- [Task objective] Echo back the rows starting with the line that contains "- y-tick-label: 5.0: [73, 400, 101, 422]" and going on through the line that contains "- circle-marker: [519, 678, 538, 697]", copying each one exactly.

++++ Data in this exercise ++++

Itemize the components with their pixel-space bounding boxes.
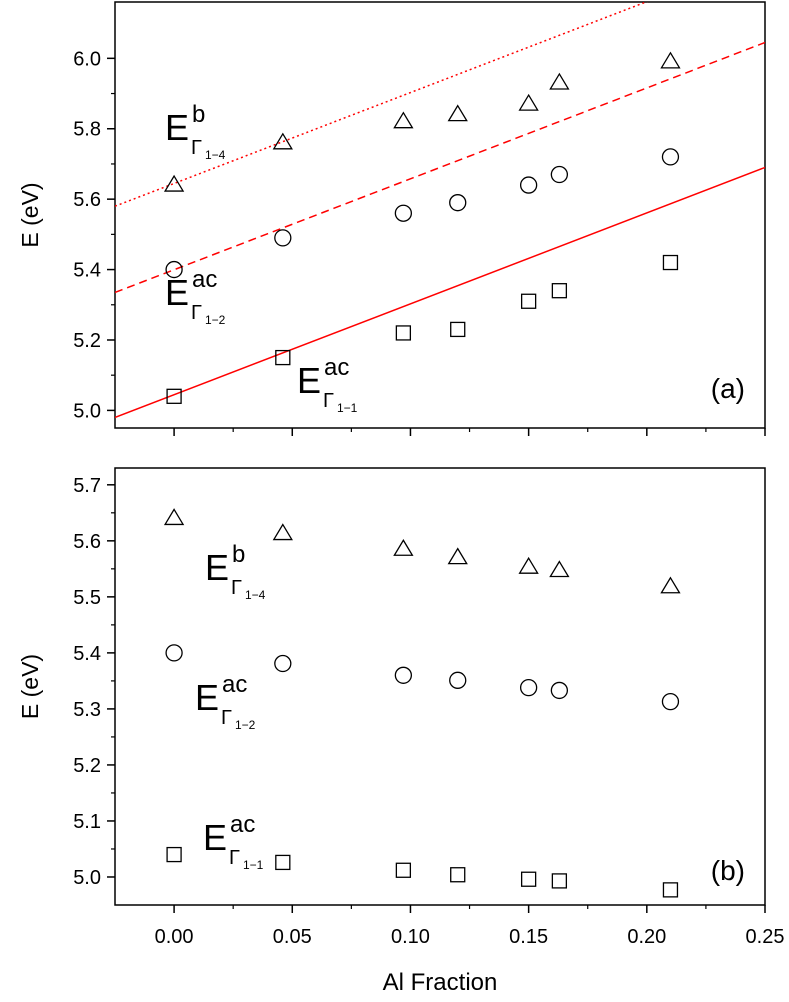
- y-tick-label: 5.0: [73, 400, 101, 422]
- triangle-marker: [549, 72, 570, 90]
- annotation-subsub: 1−4: [205, 148, 226, 162]
- y-tick-label: 5.0: [73, 867, 101, 889]
- triangle-marker: [660, 51, 681, 69]
- annotation-sub: Γ: [221, 707, 232, 729]
- annotation-base: E: [165, 272, 189, 313]
- square-marker: [450, 321, 466, 338]
- square-marker: [275, 854, 291, 871]
- annotation-subsub: 1−1: [337, 401, 358, 415]
- x-tick-label: 0.25: [746, 926, 785, 948]
- annotation-base: E: [205, 547, 229, 588]
- fit-line: [115, 166, 765, 419]
- circle-marker: [519, 678, 538, 697]
- x-tick-label: 0.15: [509, 926, 548, 948]
- triangle-marker: [549, 560, 570, 578]
- fit-line: [115, 2, 649, 207]
- y-tick-label: 5.5: [73, 587, 101, 609]
- square-marker: [395, 325, 412, 341]
- triangle-marker: [393, 111, 414, 129]
- square-marker: [450, 867, 466, 883]
- circle-marker: [661, 148, 680, 166]
- triangle-marker: [447, 547, 468, 565]
- annotation-sup: ac: [192, 266, 217, 293]
- annotation-subsub: 1−2: [205, 313, 226, 327]
- annotation-sub: Γ: [191, 137, 202, 159]
- x-tick-label: 0.00: [155, 926, 194, 948]
- square-marker: [275, 349, 291, 366]
- x-axis-title: Al Fraction: [383, 969, 498, 996]
- annotation-subsub: 1−4: [245, 588, 266, 602]
- circle-marker: [550, 165, 569, 184]
- annotation-sup: ac: [222, 671, 247, 698]
- square-marker: [520, 293, 537, 309]
- annotation-sub: Γ: [229, 847, 240, 869]
- annotation-sup: b: [192, 101, 205, 128]
- square-marker: [662, 254, 679, 271]
- circle-marker: [519, 176, 538, 194]
- y-axis-title: E (eV): [17, 182, 43, 247]
- square-marker: [551, 283, 568, 299]
- plot-frame: [114, 1, 766, 429]
- triangle-marker: [272, 132, 293, 150]
- y-tick-label: 5.8: [73, 119, 101, 141]
- triangle-marker: [447, 104, 468, 122]
- triangle-marker: [163, 508, 185, 526]
- panel-label: (a): [711, 373, 745, 404]
- circle-marker: [550, 681, 569, 700]
- y-tick-label: 5.3: [73, 699, 101, 721]
- annotation-subsub: 1−1: [243, 858, 264, 872]
- y-tick-label: 5.4: [73, 643, 101, 665]
- fit-lines: [115, 2, 765, 419]
- annotation-sub: Γ: [191, 302, 202, 324]
- triangle-marker: [518, 93, 539, 111]
- triangle-marker: [163, 174, 185, 192]
- circle-marker: [274, 229, 292, 247]
- annotation-sub: Γ: [231, 577, 242, 599]
- annotation-base: E: [195, 677, 219, 718]
- annotation-subsub: 1−2: [235, 718, 256, 732]
- panel-label: (b): [711, 855, 745, 886]
- circle-marker: [165, 644, 183, 662]
- circle-marker: [449, 671, 467, 689]
- annotation-sub: Γ: [323, 390, 334, 412]
- y-tick-label: 6.0: [73, 48, 101, 70]
- x-tick-label: 0.20: [627, 926, 666, 948]
- annotation-sup: b: [232, 541, 245, 568]
- square-marker: [520, 871, 537, 887]
- y-tick-label: 5.6: [73, 531, 101, 553]
- x-tick-label: 0.10: [391, 926, 430, 948]
- y-tick-label: 5.1: [73, 811, 101, 833]
- y-tick-label: 5.2: [73, 755, 101, 777]
- triangle-marker: [660, 576, 681, 594]
- circle-marker: [274, 654, 292, 673]
- annotation-base: E: [203, 817, 227, 858]
- y-tick-label: 5.4: [73, 260, 101, 282]
- annotation-sup: ac: [324, 354, 349, 381]
- square-marker: [551, 873, 568, 889]
- square-marker: [166, 388, 182, 404]
- annotation-sup: ac: [230, 811, 255, 838]
- circle-marker: [449, 194, 467, 212]
- square-marker: [662, 882, 679, 898]
- circle-marker: [661, 692, 680, 711]
- square-marker: [395, 862, 412, 878]
- y-tick-label: 5.7: [73, 475, 101, 497]
- triangle-marker: [272, 523, 293, 541]
- plot-frame: [114, 467, 766, 906]
- circle-marker: [165, 260, 183, 279]
- square-marker: [166, 846, 182, 863]
- y-tick-label: 5.2: [73, 330, 101, 352]
- y-tick-label: 5.6: [73, 189, 101, 211]
- triangle-marker: [393, 538, 414, 556]
- circle-marker: [394, 666, 413, 684]
- triangle-marker: [518, 556, 539, 574]
- x-tick-label: 0.05: [273, 926, 312, 948]
- circle-marker: [394, 204, 413, 222]
- y-axis-title: E (eV): [17, 654, 43, 719]
- annotation-base: E: [297, 360, 321, 401]
- annotation-base: E: [165, 107, 189, 148]
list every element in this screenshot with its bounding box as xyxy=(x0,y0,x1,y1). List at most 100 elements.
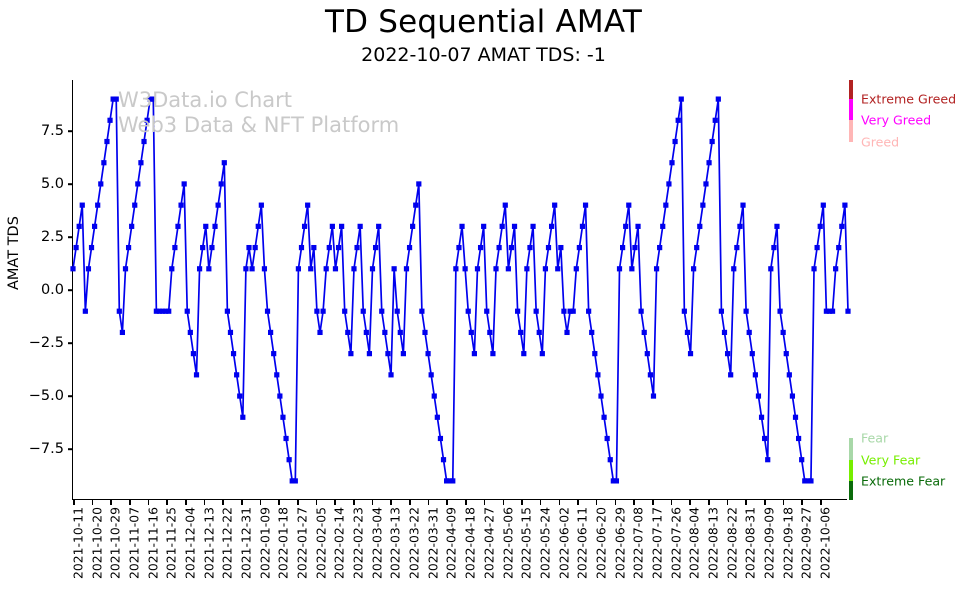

++++

- [Right answer]
- y-tick-label: 5.0: [73, 400, 101, 422]
- triangle-marker: [549, 72, 570, 90]
- annotation-subsub: 1−4: [205, 148, 226, 162]
- y-tick-label: 5.0: [73, 867, 101, 889]
- triangle-marker: [660, 51, 681, 69]
- annotation-sub: Γ: [221, 707, 232, 729]
- annotation-base: E: [165, 272, 189, 313]
- square-marker: [450, 321, 466, 338]
- square-marker: [275, 854, 291, 871]
- annotation-subsub: 1−1: [337, 401, 358, 415]
- x-tick-label: 0.25: [746, 926, 785, 948]
- annotation-base: E: [205, 547, 229, 588]
- fit-line: [115, 166, 765, 419]
- circle-marker: [519, 678, 538, 697]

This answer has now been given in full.